▶ [SECTION DE TEXTE]:
· · · ·

A ce point crucial, Michel Onfray, pur produit du catholicisme le plus ranci, n’a finalement pas réussi à conduire sa révolte anticléricale au-delà d’un classique renvoi de haine sur l’Autre : il attaque Freud, et donc, qu’il le veuille ou non, qu’il le sache ou non : le juif. Et cela malgré de véhémentes dénégations, de virulentes accusations ou des rages assassines affichées à l’encontre de tout ce qui pourrait s’avouer « fasciste », voire « antisioniste ». Hélas, on peut présumer qu’à l’instar de son ennemi intime Dieudonné, il s’y enferrera de plus en plus, parce que cette fascination relève d’un réflexe plus que vital pour lui : c’est qu’il ne suffit pas pour échapper à l’enfer de Giel, de fustiger la corruption morale du Chrétien. Car Chrétien, alors, on le reste au fond, en ce sens précis d’avoir à porter la culpabilité d’avoir abaissé le père pour promouvoir le fils. Encore faut-il, pour se débarrasser de cette culpabilité rentrée, la faire finalement porter à ceux dont on suppose qu’ils n’ont justement pas eu, comme lui-même, à travailler le fantasme de la mort du père éternel (puisque à la différence des Chrétiens, ils ne l’ont pas tué ni amoindri au profit du fils). Et à qui s’attaquer alors, sinon à celui qui, notamment dans L’homme Moïse et le Monothéisme, reconnaît au christianisme ce privilège entre toutes les religions, que de s’être attaqué au père du point de vue du fils ?
Tout en proclamant son rejet de la soutane, Onfray, néanmoins souvent tout habillé d’un noir qui n’évoque pas tant l’anarchie et la liberté que le froc, est donc irrémédiablement resté coincé dans cette ornière presque bi-millénaire, même si Nietzche en a réactivé il y a déjà longtemps la voie, d’ailleurs avec un talent autrement plus intense que notre séminariste anti-curé.

· · · ·

▶ [DONNÉES FOURNIES]:
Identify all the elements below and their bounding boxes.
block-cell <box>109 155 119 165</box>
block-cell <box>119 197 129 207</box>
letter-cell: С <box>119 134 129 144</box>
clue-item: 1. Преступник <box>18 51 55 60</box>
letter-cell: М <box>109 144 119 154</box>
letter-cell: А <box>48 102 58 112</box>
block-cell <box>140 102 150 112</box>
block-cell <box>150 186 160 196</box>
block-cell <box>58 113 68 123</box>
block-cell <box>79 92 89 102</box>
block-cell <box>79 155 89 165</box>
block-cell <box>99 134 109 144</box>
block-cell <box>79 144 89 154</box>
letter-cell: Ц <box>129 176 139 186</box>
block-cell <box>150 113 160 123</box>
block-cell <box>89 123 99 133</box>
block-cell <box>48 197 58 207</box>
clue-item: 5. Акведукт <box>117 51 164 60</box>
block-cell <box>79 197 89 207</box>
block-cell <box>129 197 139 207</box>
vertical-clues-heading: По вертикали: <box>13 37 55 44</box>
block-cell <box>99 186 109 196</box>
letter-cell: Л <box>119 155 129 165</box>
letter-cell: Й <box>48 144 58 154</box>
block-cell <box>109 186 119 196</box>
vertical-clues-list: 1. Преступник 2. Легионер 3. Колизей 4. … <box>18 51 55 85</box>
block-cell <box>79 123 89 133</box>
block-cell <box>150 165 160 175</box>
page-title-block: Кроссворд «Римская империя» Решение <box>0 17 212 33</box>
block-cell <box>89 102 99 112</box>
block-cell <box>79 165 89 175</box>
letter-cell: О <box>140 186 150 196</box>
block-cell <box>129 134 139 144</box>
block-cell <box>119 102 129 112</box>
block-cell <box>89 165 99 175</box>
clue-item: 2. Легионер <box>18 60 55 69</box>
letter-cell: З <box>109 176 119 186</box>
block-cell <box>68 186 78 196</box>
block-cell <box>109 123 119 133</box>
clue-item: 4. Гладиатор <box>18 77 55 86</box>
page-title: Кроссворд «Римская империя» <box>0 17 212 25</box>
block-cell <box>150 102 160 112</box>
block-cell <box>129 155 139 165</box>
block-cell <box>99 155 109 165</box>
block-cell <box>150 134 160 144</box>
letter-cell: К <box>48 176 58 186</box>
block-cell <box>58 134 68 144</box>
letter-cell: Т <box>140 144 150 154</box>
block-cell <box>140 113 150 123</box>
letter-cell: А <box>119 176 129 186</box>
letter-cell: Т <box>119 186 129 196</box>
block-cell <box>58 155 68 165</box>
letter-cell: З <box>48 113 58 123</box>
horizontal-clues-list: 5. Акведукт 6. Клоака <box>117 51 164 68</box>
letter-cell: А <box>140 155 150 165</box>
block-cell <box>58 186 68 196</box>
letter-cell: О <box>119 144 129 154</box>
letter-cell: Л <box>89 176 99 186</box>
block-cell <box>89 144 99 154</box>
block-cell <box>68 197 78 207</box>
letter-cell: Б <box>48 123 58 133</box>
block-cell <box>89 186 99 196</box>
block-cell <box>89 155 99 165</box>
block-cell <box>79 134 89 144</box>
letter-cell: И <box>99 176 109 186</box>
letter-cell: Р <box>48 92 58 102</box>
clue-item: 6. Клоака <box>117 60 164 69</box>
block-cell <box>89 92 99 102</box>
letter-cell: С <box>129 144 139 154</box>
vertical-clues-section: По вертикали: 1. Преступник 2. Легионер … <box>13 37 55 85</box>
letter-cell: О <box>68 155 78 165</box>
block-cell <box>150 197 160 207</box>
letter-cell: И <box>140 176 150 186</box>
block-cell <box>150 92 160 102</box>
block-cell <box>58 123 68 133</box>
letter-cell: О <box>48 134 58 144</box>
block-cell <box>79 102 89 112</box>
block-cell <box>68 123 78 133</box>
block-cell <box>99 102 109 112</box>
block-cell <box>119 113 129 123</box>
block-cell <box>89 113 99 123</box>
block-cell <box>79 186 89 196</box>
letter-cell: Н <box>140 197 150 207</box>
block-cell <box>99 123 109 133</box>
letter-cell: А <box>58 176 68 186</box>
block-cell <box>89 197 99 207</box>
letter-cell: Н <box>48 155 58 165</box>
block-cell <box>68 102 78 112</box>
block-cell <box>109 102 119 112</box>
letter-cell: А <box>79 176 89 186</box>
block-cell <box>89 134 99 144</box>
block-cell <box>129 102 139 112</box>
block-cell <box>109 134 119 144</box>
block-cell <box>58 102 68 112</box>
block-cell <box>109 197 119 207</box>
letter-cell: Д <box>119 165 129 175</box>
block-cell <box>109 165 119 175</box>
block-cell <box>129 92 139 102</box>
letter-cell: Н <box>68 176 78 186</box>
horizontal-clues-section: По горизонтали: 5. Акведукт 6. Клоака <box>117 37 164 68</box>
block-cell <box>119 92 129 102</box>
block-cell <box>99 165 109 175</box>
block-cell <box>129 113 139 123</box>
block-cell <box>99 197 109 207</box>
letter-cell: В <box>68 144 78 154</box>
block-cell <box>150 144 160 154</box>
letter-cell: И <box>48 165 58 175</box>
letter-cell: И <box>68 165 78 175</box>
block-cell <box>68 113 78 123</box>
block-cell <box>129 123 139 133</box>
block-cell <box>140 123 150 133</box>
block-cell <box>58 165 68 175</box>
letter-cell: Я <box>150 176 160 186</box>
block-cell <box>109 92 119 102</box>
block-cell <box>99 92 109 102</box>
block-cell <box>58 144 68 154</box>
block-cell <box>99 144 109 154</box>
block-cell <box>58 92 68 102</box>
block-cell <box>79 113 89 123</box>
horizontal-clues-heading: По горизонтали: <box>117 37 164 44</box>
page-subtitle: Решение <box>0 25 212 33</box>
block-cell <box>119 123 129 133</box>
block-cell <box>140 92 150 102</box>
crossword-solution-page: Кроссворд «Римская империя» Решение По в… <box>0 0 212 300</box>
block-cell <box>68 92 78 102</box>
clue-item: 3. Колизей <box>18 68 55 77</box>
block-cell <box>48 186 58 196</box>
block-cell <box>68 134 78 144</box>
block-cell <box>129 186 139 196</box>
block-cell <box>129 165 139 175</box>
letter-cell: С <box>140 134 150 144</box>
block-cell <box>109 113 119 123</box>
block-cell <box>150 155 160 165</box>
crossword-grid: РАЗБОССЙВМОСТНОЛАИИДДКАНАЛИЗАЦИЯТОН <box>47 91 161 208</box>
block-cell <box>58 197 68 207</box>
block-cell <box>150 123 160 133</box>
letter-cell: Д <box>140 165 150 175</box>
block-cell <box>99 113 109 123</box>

· · · ·

▶ [TÂCHES À RÉALISER]:
1. Quelles personnes le texte sur Michel Onfray désigne-t-il par leur nom, en dehors du titre d'ouvrage cité ?
2. Selon le texte sur Michel Onfray, quel privilège entre toutes les religions L'homme Moïse et le Monothéisme reconnaît-il au christianisme ?
3. Prolongez le texte sur Michel Onfray au-delà de sa dernière phrase.
Les lignes proviennent d'une autre source que le texte.

▶ [LISTE DES RÉPONSES]:
1. Michel Onfray, Freud, Dieudonné, Nietzche

2. Celui de s'être attaqué au père du point de vue du fils.

3.
Non, la psychanalyse n’est pas hallucinogène : c’est plutôt le cas de celui qui, comme tout catholique rentré ou pas, conscient ou pas, volontaire ou pas, doit porter le fantasme de la reconnaissance de l’Homme dans la nature, c’est-à-dire celui de l’égalité Créateur-Créature, et donc la culpabilité imaginaire d’avoir castré le premier et d’en être castrée comme la seconde.
Hallucination proprement psychotisante de celui qui récuse si totalement cette responsabilité d’une possible démocratie dans la création, d’une présence d’un regard humain dans la nature elle-même, qu’il ne peut en attribuer la paternité qu’à la religion ayant inventé ce personnage, et à tout Père qui s’y profile, tel Freud.
Loin de moi l’idée de me faire l’avocat des monothéismes, porteurs de tant de furies fanatiques, de tant de guerres, de tant de stérilisations et de morts, de tant d’interdits et de chasses à l’Autre. Cependant, ne faut-il pas aussi admettre que dans la classe des grandes institutions toujours et partout monstrueuses que l’humanité sait si bien s’infliger sur de longues périodes, l’Occident, ou ce qu’on appelle tel, a choisi de représenter le divin comme personnel, tandis que l’Orient décidait plutôt de contempler le mouvement cosmique impersonnel ? Et dans ce cas, pourquoi le second positionnement serait-il automatiquement meilleur que le premier, ou encore que des conceptions animistes locales ?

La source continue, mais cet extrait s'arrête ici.